• **Required work**
Write every line out verbatim and omit the pictures.

• **Listing**
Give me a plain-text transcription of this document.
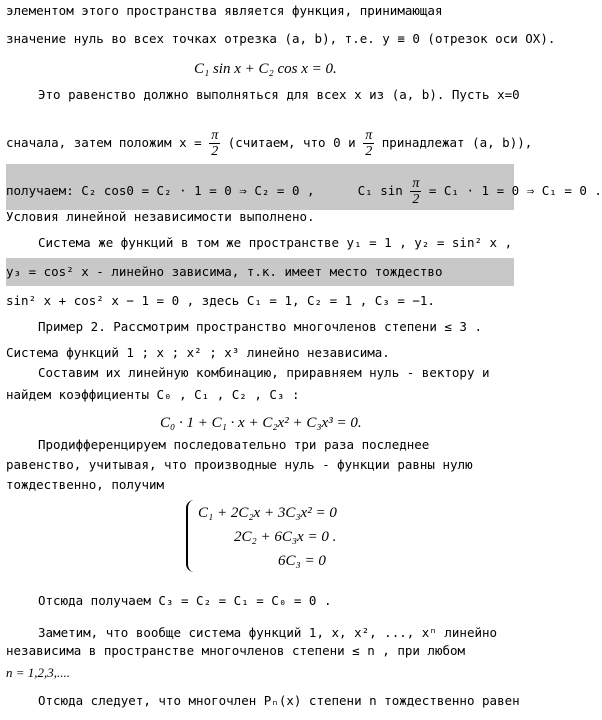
элементом этого пространства является функция, принимающая
значение нуль во всех точках отрезка (a, b), т.е. y ≡ 0 (отрезок оси OX).
C₁ sin x + C₂ cos x = 0.
Это равенство должно выполняться для всех x из (a, b). Пусть x=0
сначала, затем положим $x = \frac{\pi}{2}$ (считаем, что 0 и $\frac{\pi}{2}$ принадлежат (a, b)),
получаем: C₂ cos0 = C₂ · 1 = 0 ⇒ C₂ = 0 ,	C₁ $\sin \frac{\pi}{2} = C_1 \cdot 1 = 0$ ⇒ C₁ = 0 .
Условия линейной независимости выполнено.
Система же функций в том же пространстве y₁ = 1 , y₂ = sin² x ,
y₃ = cos² x - линейно зависима, т.к. имеет место тождество
sin² x + cos² x − 1 = 0 , здесь C₁ = 1, C₂ = 1 , C₃ = −1.
Пример 2. Рассмотрим пространство многочленов степени ≤ 3 .
Система функций 1 ; x ; x² ; x³ линейно независима.
Составим их линейную комбинацию, приравняем нуль - вектору и
найдем коэффициенты C₀ , C₁ , C₂ , C₃ :
C₀ · 1 + C₁ · x + C₂x² + C₃x³ = 0.
Продифференцируем последовательно три раза последнее
равенство, учитывая, что производные нуль - функции равны нулю
тождественно, получим
C₁ + 2C₂x + 3C₃x² = 0
2C₂ + 6C₃x = 0 .
6C₃ = 0
Отсюда получаем C₃ = C₂ = C₁ = C₀ = 0 .
Заметим, что вообще система функций 1, x, x², ..., xⁿ линейно
независима в пространстве многочленов степени ≤ n , при любом
n = 1,2,3,....
Отсюда следует, что многочлен Pₙ(x) степени n тождественно равен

• **Answer below**
Give me a plain-text transcription of this document.
элементом этого пространства является функция, принимающая
значение нуль во всех точках отрезка (a, b), т.е. y ≡ 0 (отрезок оси OX).
C₁ sin x + C₂ cos x = 0.
Это равенство должно выполняться для всех x из (a, b). Пусть x=0
сначала, затем положим $x = \frac{\pi}{2}$ (считаем, что 0 и $\frac{\pi}{2}$ принадлежат (a, b)),
получаем: C₂ cos0 = C₂ · 1 = 0 ⇒ C₂ = 0 ,	C₁ $\sin \frac{\pi}{2} = C_1 \cdot 1 = 0$ ⇒ C₁ = 0 .
Условия линейной независимости выполнено.
Система же функций в том же пространстве y₁ = 1 , y₂ = sin² x ,
y₃ = cos² x - линейно зависима, т.к. имеет место тождество
sin² x + cos² x − 1 = 0 , здесь C₁ = 1, C₂ = 1 , C₃ = −1.
Пример 2. Рассмотрим пространство многочленов степени ≤ 3 .
Система функций 1 ; x ; x² ; x³ линейно независима.
Составим их линейную комбинацию, приравняем нуль - вектору и
найдем коэффициенты C₀ , C₁ , C₂ , C₃ :
C₀ · 1 + C₁ · x + C₂x² + C₃x³ = 0.
Продифференцируем последовательно три раза последнее
равенство, учитывая, что производные нуль - функции равны нулю
тождественно, получим
C₁ + 2C₂x + 3C₃x² = 0
2C₂ + 6C₃x = 0 .
6C₃ = 0
Отсюда получаем C₃ = C₂ = C₁ = C₀ = 0 .
Заметим, что вообще система функций 1, x, x², ..., xⁿ линейно
независима в пространстве многочленов степени ≤ n , при любом
n = 1,2,3,....
Отсюда следует, что многочлен Pₙ(x) степени n тождественно равен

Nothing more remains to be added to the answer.